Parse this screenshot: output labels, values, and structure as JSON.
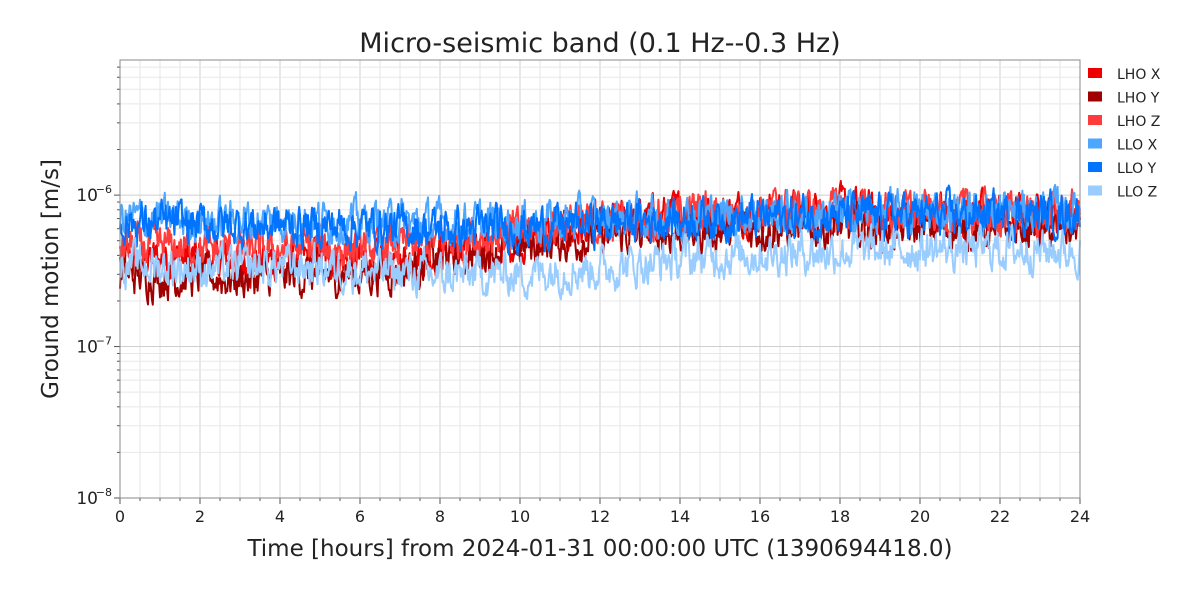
{
  "chart_data": {
    "type": "line",
    "title": "Micro-seismic band (0.1 Hz--0.3 Hz)",
    "xlabel": "Time [hours] from 2024-01-31 00:00:00 UTC (1390694418.0)",
    "ylabel": "Ground motion [m/s]",
    "xlim": [
      0,
      24
    ],
    "ylim": [
      1e-08,
      7.8e-06
    ],
    "yscale": "log",
    "grid": true,
    "legend_placement": "outside-right-top",
    "x_ticks": [
      "0",
      "2",
      "4",
      "6",
      "8",
      "10",
      "12",
      "14",
      "16",
      "18",
      "20",
      "22",
      "24"
    ],
    "y_ticks": [
      {
        "base": "10",
        "exp": "−8",
        "value": 1e-08
      },
      {
        "base": "10",
        "exp": "−7",
        "value": 1e-07
      },
      {
        "base": "10",
        "exp": "−6",
        "value": 1e-06
      }
    ],
    "x_hours": [
      0,
      1,
      2,
      3,
      4,
      5,
      6,
      7,
      8,
      9,
      10,
      11,
      12,
      13,
      14,
      15,
      16,
      17,
      18,
      19,
      20,
      21,
      22,
      23,
      24
    ],
    "series": [
      {
        "name": "LHO X",
        "color": "#ee0000",
        "values": [
          3.6e-07,
          3.8e-07,
          3.8e-07,
          3.6e-07,
          3.7e-07,
          3.8e-07,
          3.7e-07,
          3.8e-07,
          4.2e-07,
          4.6e-07,
          5e-07,
          5.6e-07,
          6.2e-07,
          7e-07,
          7.5e-07,
          7.6e-07,
          7.8e-07,
          7.8e-07,
          8e-07,
          7.8e-07,
          7.6e-07,
          7.5e-07,
          7.6e-07,
          7.5e-07,
          7.4e-07
        ]
      },
      {
        "name": "LHO Y",
        "color": "#a00000",
        "values": [
          3e-07,
          2.9e-07,
          2.9e-07,
          2.8e-07,
          2.9e-07,
          3e-07,
          3e-07,
          3.2e-07,
          3.8e-07,
          4.3e-07,
          4.6e-07,
          5e-07,
          5.3e-07,
          5.5e-07,
          5.7e-07,
          5.8e-07,
          6e-07,
          6e-07,
          6.1e-07,
          6e-07,
          6e-07,
          6.1e-07,
          6.1e-07,
          6e-07,
          6e-07
        ]
      },
      {
        "name": "LHO Z",
        "color": "#ff3b3b",
        "values": [
          4.6e-07,
          4.5e-07,
          4.4e-07,
          4.3e-07,
          4.4e-07,
          4.5e-07,
          4.5e-07,
          4.6e-07,
          4.9e-07,
          5.3e-07,
          5.8e-07,
          6.2e-07,
          6.6e-07,
          7.1e-07,
          7.5e-07,
          7.7e-07,
          7.8e-07,
          7.9e-07,
          7.9e-07,
          7.8e-07,
          7.7e-07,
          7.6e-07,
          7.6e-07,
          7.6e-07,
          7.5e-07
        ]
      },
      {
        "name": "LLO X",
        "color": "#4da6ff",
        "values": [
          7e-07,
          7e-07,
          6.8e-07,
          6.8e-07,
          6.8e-07,
          6.8e-07,
          6.7e-07,
          6.6e-07,
          6.5e-07,
          6.5e-07,
          6.6e-07,
          6.8e-07,
          7e-07,
          7.2e-07,
          7.3e-07,
          7.4e-07,
          7.5e-07,
          7.5e-07,
          7.6e-07,
          7.7e-07,
          7.8e-07,
          7.8e-07,
          7.9e-07,
          7.9e-07,
          8e-07
        ]
      },
      {
        "name": "LLO Y",
        "color": "#0073ff",
        "values": [
          6.6e-07,
          6.5e-07,
          6.4e-07,
          6.3e-07,
          6.3e-07,
          6.3e-07,
          6.2e-07,
          6.1e-07,
          6e-07,
          6e-07,
          6.1e-07,
          6.3e-07,
          6.5e-07,
          6.8e-07,
          7e-07,
          7.1e-07,
          7.2e-07,
          7.2e-07,
          7.3e-07,
          7.3e-07,
          7.4e-07,
          7.4e-07,
          7.5e-07,
          7.5e-07,
          7.6e-07
        ]
      },
      {
        "name": "LLO Z",
        "color": "#99ccff",
        "values": [
          3.5e-07,
          3.4e-07,
          3.3e-07,
          3.3e-07,
          3.4e-07,
          3.4e-07,
          3.2e-07,
          3.1e-07,
          2.9e-07,
          3e-07,
          3e-07,
          3.2e-07,
          3.3e-07,
          3.5e-07,
          3.8e-07,
          4e-07,
          4.1e-07,
          4.2e-07,
          4.3e-07,
          4.3e-07,
          4.4e-07,
          4.4e-07,
          4.4e-07,
          4.4e-07,
          4.3e-07
        ]
      }
    ]
  }
}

- SHORT PROBLEM:
Which lines hold the string "color"? List them all.

- REPLY:
        "color": "#ee0000",
        "color": "#a00000",
        "color": "#ff3b3b",
        "color": "#4da6ff",
        "color": "#0073ff",
        "color": "#99ccff",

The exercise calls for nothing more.